===== Фрагмент документа =====

Ходили по Новосибирску слухи, что через их станцию денно и нощно с запада гонят эшелоны со «власовцами» какими-то, и те власовцы — изменники Родины. Задумывались железнодорожники: «Что же это? Не может быть столько изменников — целые армии везут.» — А кто уже кое-что слыхал, о том, кто они. Мне лично однажды злобно сказал один сибиряк: «Мы тут за вас Богу молились, а вы… Столько вас, не сумели Расею ослобонить…» — И плюнул злобно. — «Ведь вас вон какая сила была… Э-эх, вы!»

Поняла тетка, некогда раскулаченная, что эти небритые за решеткой и есть они, власовцы. Вспомнила бабка похоронную на своего Васю, сына, честно погибшего в честном бою с врагом, и подняла было кулак погрозить этим проклятым изменникам, может из-за них ее Вася погиб. Но вдруг из окна-продуха услышала: «Мама! Мамаша!» — и в окошке среди других темных лиц увидела лицо своего Васи. Не упала, не сомлела, кинулась к вагону с криком: «Сыночек!» Похоронная-то ошибкой оказалась!

Перестали клацать затворами часовые, такие же парни-солдаты, как ее Вася когда-то был. Побежал один из них к начальству эшелона. А тот за многие недели пути от границы понявший, что везет не преступников каких, а таких же русских солдат, как и он сам, только попавших в большую беду, да еще с семьями почти все, разрешил, пока эшелон стоит, вывести Васю на свидание с матерью. Выпустили из женского вагона и невестку Верочку.

===== Исходные данные =====

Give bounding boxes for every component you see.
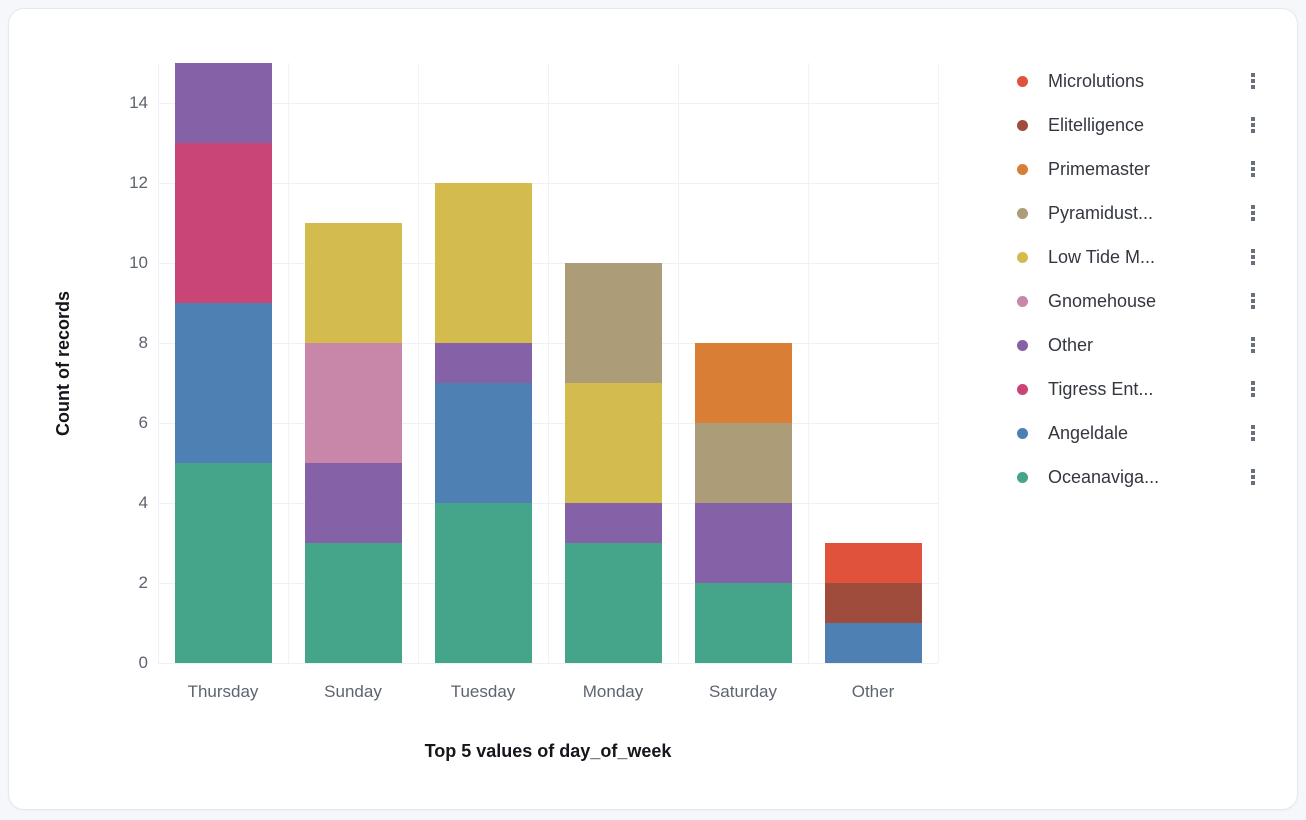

=====

### Задания для выполнения
1 > Ответьте на вопросы по тексту о власовцах.
(а) Что, по слухам, гнали через станцию в Новосибирске с запада?
(б) Что крикнул Вася из окна-продуха?
(в) Кого выпустили из женского вагона?
2 > Продолжите текст о власовцах, начав сразу после его последнего предложения.
Материалы никак не связаны с текстом о власовцах.

### Список ответов
1 >
(а) По слухам, через станцию денно и нощно гнали эшелоны с «власовцами».
(б) Вася крикнул: «Мама! Мамаша!»
(в) Из женского вагона выпустили невестку Верочку.

2 >
Жили недалеко, послала мать за продуктами, за другими членами семьи. Начальник эшелона утешал: разберутся, выпустят ее Васю с невесткой по прибытии на место. Ну… Васю на 10 лет куда-то, Верочку сперва на поселение, потом тоже на десятку. Разобрались!

Я помню, как кружком сидела семья на травочке, столь необычно встретившись, и Верочка была в этом же единственном полученном по бечугшайну на неметчине сиреневом платьице.

В камере для меня выяснилось, что хамоватая девчонка оказалась неглупой, мыслящей, не по образованию, а по впечатлениям жизненным, заграничным: побывала и в Германии, и Италии, и в Югославии. В плен попала пятнадцати, теперь ей было около двадцати. Кругленькое лицо еще сохраняло детские черты. Порою страстно вскрикивала: «Ой, как на свободу хочется!», особенно, когда до открытого летом тюремного окна откуда-то музыка долетала.

«Дела» своего в деталях мы друг другу не открывали, но что-то нас, хотя разные мы были, связывало крепко. Может быть общность судеб? Общность будущих испытаний? Общность отношения к событиям и тайным путям только что отгремевшей войны? Обе мы прибыли «с другой планеты». Мне не скучно было с девочкой, чувствовала я, как ее облагораживает мое влияние. Она совсем перестала «выражаться», стала добрее и чище. Я поделилась с нею скудным своим гардеробом: девчонка была почти голая. Это ее особенно поразило при общей тогда жадности к вещам, особенно у репатриированных. Она и до сих пор, если жива, помнит, как, разорвав пополам одеяло, я шила ей теплые штаны. Шла зима. Другая половинка одеяла у меня и по сейчас «живет» в качестве половика.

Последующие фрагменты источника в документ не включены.